_Exercise prompt_: What is the Spanish translation of this sentence from the abstract on microRNA-125: "To this aim, a MI mouse model was established by ligation of the left anterior descending coronary artery."

Abstract 265: Defining Microrna-125 As A Key Determinant In Inflammatory And Mitochondrial Oxidative Stress Of Cardiomyocytes In Myocardial Infarction

Abstract

MicroRNAs (miRNAs) have been demonstrated to regulate more than 60% of human genes by complementary base pairing between their seed sequences and the targeted mRNAs, resulting in decay and/or translational repression of the mRNAs. A unique mechanistic action of miRNAs is that a single miRNA can simultaneously target a cluster of genes that are involved in functionally associated signalling cascades to generate synergistic impact on cellular process. The objective of this study is to define miR-125a and miR-125b as key determinants in cardiac mitochondrial injury upon myocardial infarction (MI). Approaches and Results: To this aim, a MI mouse model was established by ligation of the left anterior descending coronary artery. MicroRNA profiling of heart tissues from MI and Sham mice revealed that miR-125a/b were robustly upregulated in the MI hearts. TargetScan analysis identified multiple putative targeting sites of miR-125a/b within the 3’-UTR of genes involved in inflammatory signaling, mitochondrial and endoplasmic reticulum (ER) stress, mitochondrial fusion and fatty acid β-oxidation. These genes include A20 in NFκB-mediated inflammation, ITPR1 in ER calcium channel, PACS2 and MFN1 in mitochondrial membrane remodeling as well as PGC1á/å and PPARα that regulate mitochondrial biogenesis and energy homeostasis. Q-RT-PCR analysis validated the significantly reduced expression of these genes, which confirmed the specific-interaction between miR-125a/b and the genes. Immunoblotting analysis further revealed activation of ER stress in the MI heart, indicated by the activation of ER markers, Grp78 and phosphor-JNK, in the MI cardiomyocytes. The adverse consequences from multiple compromised signalling led to the development of cardiac apoptosis and heart failure. In vitro, exposure the human cardiomyocytes AC16 to hypoxia or Lipopolysaccharides treatment upregulated miR-125a/b expression which was accompanied with impaired mitochondrial biosynthesis and oxidative metabolism, leading to apoptotic cell death. Conclusion: This novel finding defines miR-125a/b as key regulators of cardiac mitochondrial and ER homeostasis, which may lend support to the development of therapeutic strategy for MI by manipulating miR-125a/b abundance.

[Stored data entries]
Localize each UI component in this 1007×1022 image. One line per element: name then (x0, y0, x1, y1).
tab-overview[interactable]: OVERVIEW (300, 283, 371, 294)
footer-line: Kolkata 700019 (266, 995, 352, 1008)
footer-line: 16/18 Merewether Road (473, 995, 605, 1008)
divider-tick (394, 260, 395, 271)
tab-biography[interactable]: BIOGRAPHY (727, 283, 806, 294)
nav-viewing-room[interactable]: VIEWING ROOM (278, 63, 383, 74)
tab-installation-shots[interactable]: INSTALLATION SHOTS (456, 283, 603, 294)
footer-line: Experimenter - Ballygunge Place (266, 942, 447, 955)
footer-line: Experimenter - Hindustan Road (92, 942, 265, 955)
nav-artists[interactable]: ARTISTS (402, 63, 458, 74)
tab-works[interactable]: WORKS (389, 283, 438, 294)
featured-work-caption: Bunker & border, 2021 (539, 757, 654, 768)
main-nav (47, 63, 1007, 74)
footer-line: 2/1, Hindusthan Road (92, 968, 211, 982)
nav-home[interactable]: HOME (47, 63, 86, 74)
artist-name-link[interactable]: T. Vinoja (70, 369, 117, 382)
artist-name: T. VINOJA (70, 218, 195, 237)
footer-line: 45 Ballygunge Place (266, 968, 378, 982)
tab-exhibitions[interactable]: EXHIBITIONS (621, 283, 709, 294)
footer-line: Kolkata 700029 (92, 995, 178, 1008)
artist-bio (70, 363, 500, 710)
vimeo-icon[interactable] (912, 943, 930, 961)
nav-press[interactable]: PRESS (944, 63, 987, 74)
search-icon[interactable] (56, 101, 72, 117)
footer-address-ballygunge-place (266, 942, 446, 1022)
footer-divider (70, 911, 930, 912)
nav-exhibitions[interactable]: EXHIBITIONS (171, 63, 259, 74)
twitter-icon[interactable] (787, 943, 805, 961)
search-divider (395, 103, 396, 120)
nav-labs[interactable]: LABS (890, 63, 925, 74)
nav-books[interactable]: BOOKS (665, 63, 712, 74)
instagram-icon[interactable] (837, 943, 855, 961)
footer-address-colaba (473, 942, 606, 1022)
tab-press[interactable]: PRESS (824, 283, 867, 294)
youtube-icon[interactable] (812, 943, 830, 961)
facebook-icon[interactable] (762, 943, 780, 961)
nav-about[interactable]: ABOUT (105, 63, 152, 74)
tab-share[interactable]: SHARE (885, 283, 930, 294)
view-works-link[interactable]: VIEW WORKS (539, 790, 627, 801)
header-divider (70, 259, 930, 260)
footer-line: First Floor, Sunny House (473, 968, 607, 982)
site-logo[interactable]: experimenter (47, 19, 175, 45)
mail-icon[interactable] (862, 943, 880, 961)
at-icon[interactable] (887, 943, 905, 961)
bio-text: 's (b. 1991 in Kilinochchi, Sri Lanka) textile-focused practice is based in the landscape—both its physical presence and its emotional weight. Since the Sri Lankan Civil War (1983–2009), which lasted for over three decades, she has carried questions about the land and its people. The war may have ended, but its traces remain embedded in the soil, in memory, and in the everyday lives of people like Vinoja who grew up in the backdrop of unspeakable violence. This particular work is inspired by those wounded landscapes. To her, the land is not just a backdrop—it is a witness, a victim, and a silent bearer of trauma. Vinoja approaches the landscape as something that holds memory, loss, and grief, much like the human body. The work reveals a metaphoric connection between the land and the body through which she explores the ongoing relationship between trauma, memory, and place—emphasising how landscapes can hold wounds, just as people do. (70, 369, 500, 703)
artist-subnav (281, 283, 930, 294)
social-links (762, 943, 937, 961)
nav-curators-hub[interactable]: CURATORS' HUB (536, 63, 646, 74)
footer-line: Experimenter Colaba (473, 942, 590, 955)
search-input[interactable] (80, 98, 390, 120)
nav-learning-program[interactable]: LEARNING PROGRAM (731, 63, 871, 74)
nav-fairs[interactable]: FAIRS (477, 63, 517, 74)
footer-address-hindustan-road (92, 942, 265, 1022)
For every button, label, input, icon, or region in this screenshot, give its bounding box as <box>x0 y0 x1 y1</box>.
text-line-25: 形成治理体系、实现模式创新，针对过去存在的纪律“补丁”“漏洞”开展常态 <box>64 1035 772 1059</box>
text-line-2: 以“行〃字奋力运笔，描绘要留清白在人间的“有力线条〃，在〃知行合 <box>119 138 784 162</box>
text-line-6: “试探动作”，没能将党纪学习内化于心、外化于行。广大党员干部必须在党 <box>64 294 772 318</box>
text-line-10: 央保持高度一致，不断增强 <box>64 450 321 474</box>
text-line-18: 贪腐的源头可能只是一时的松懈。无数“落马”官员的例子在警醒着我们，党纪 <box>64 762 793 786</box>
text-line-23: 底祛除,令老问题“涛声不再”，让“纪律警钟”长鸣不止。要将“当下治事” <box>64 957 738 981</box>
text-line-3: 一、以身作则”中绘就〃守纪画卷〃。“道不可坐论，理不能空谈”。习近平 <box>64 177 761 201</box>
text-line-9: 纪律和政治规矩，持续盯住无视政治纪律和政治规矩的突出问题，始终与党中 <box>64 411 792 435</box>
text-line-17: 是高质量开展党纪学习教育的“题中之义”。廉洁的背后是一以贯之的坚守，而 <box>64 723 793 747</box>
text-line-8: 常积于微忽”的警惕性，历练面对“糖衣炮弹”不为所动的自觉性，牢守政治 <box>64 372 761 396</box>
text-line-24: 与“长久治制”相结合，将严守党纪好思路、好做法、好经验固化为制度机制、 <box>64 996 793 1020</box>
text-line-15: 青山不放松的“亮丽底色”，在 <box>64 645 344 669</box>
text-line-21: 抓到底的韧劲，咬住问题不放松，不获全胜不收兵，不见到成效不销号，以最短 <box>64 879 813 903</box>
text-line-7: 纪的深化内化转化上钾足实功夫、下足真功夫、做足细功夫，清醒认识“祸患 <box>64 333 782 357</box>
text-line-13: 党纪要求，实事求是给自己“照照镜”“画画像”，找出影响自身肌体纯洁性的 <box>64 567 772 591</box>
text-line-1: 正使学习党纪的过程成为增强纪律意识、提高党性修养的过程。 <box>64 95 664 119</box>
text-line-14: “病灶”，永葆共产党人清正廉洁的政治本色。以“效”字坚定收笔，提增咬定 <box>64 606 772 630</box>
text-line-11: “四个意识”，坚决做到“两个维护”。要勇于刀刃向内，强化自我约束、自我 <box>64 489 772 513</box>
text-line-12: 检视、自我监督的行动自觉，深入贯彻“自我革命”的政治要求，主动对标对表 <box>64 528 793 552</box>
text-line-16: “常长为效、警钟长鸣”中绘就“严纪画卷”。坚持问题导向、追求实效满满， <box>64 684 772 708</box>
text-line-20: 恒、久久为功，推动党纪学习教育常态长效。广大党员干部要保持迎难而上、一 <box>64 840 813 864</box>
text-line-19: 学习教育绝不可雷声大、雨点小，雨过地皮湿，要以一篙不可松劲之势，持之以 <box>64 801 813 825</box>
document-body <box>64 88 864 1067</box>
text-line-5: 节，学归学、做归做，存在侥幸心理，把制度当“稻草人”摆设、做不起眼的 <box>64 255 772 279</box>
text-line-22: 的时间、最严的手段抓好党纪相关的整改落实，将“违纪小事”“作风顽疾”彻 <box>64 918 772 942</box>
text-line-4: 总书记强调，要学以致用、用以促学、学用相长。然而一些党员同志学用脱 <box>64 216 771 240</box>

_Exercise solution_: Con este fin, se estableció un modelo murino de IM mediante la ligadura de la arteria coronaria descendente anterior izquierda.